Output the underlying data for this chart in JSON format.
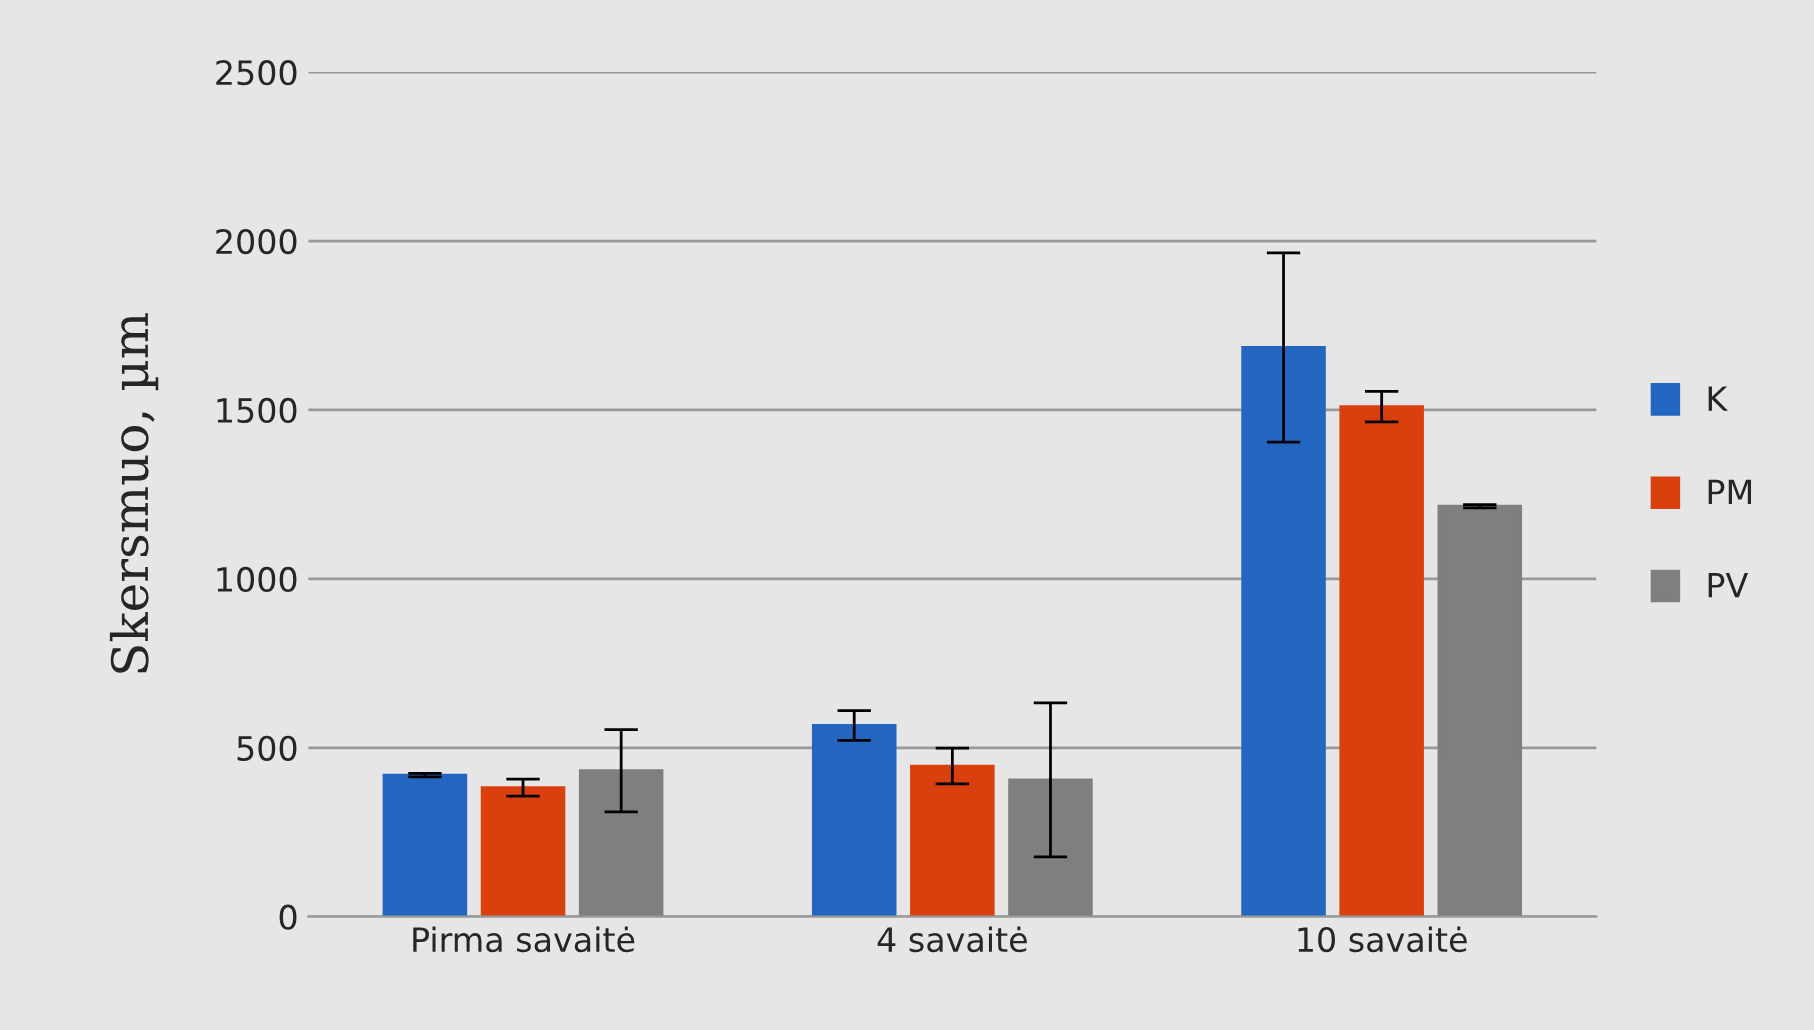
{
  "chart_data": {
    "type": "bar",
    "ylabel": "Skersmuo, µm",
    "categories": [
      "Pirma savaitė",
      "4 savaitė",
      "10 savaitė"
    ],
    "series": [
      {
        "name": "K",
        "color": "#2266c0",
        "values": [
          419,
          566,
          1685
        ],
        "errors": [
          5,
          44,
          280
        ]
      },
      {
        "name": "PM",
        "color": "#d9400e",
        "values": [
          382,
          446,
          1510
        ],
        "errors": [
          25,
          53,
          45
        ]
      },
      {
        "name": "PV",
        "color": "#7f7f7f",
        "values": [
          432,
          405,
          1215
        ],
        "errors": [
          122,
          228,
          5
        ]
      }
    ],
    "ylim": [
      0,
      2500
    ],
    "yticks": [
      0,
      500,
      1000,
      1500,
      2000,
      2500
    ],
    "grid": "y",
    "legend": "right"
  }
}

▸ Task instructions:
Copy the material exactly. Do not include the pictures.

▸ Final answer:
Output the underlying data for this chart in JSON format.
{
  "chart_data": {
    "type": "bar",
    "ylabel": "Skersmuo, µm",
    "categories": [
      "Pirma savaitė",
      "4 savaitė",
      "10 savaitė"
    ],
    "series": [
      {
        "name": "K",
        "color": "#2266c0",
        "values": [
          419,
          566,
          1685
        ],
        "errors": [
          5,
          44,
          280
        ]
      },
      {
        "name": "PM",
        "color": "#d9400e",
        "values": [
          382,
          446,
          1510
        ],
        "errors": [
          25,
          53,
          45
        ]
      },
      {
        "name": "PV",
        "color": "#7f7f7f",
        "values": [
          432,
          405,
          1215
        ],
        "errors": [
          122,
          228,
          5
        ]
      }
    ],
    "ylim": [
      0,
      2500
    ],
    "yticks": [
      0,
      500,
      1000,
      1500,
      2000,
      2500
    ],
    "grid": "y",
    "legend": "right"
  }
}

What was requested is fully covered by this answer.